**What is required:** Copy every line of the records below verbatim, without changing any character.

**Data for the task:**
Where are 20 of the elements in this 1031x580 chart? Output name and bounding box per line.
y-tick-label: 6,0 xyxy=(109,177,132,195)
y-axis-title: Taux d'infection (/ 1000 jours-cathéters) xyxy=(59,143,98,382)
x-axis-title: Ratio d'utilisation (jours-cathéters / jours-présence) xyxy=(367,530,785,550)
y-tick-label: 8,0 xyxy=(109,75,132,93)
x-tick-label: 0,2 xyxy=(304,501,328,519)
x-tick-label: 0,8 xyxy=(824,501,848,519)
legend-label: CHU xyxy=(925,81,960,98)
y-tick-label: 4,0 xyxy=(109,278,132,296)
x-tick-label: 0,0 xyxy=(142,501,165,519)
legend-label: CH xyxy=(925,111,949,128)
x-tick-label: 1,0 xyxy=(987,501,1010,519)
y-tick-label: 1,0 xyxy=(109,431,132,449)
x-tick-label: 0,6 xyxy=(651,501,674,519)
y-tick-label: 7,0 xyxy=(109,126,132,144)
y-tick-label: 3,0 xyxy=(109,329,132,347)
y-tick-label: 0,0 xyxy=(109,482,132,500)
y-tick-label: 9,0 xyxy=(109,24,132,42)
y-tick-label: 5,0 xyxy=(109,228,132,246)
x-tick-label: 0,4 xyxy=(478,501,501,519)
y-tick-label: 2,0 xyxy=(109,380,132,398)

**Complete response:**
Where are 20 of the elements in this 1031x580 chart? Output name and bounding box per line.
y-tick-label: 6,0 xyxy=(109,177,132,195)
y-axis-title: Taux d'infection (/ 1000 jours-cathéters) xyxy=(59,143,98,382)
x-axis-title: Ratio d'utilisation (jours-cathéters / jours-présence) xyxy=(367,530,785,550)
y-tick-label: 8,0 xyxy=(109,75,132,93)
x-tick-label: 0,2 xyxy=(304,501,328,519)
x-tick-label: 0,8 xyxy=(824,501,848,519)
legend-label: CHU xyxy=(925,81,960,98)
y-tick-label: 4,0 xyxy=(109,278,132,296)
x-tick-label: 0,0 xyxy=(142,501,165,519)
legend-label: CH xyxy=(925,111,949,128)
x-tick-label: 1,0 xyxy=(987,501,1010,519)
y-tick-label: 1,0 xyxy=(109,431,132,449)
x-tick-label: 0,6 xyxy=(651,501,674,519)
y-tick-label: 7,0 xyxy=(109,126,132,144)
y-tick-label: 3,0 xyxy=(109,329,132,347)
y-tick-label: 0,0 xyxy=(109,482,132,500)
y-tick-label: 9,0 xyxy=(109,24,132,42)
y-tick-label: 5,0 xyxy=(109,228,132,246)
x-tick-label: 0,4 xyxy=(478,501,501,519)
y-tick-label: 2,0 xyxy=(109,380,132,398)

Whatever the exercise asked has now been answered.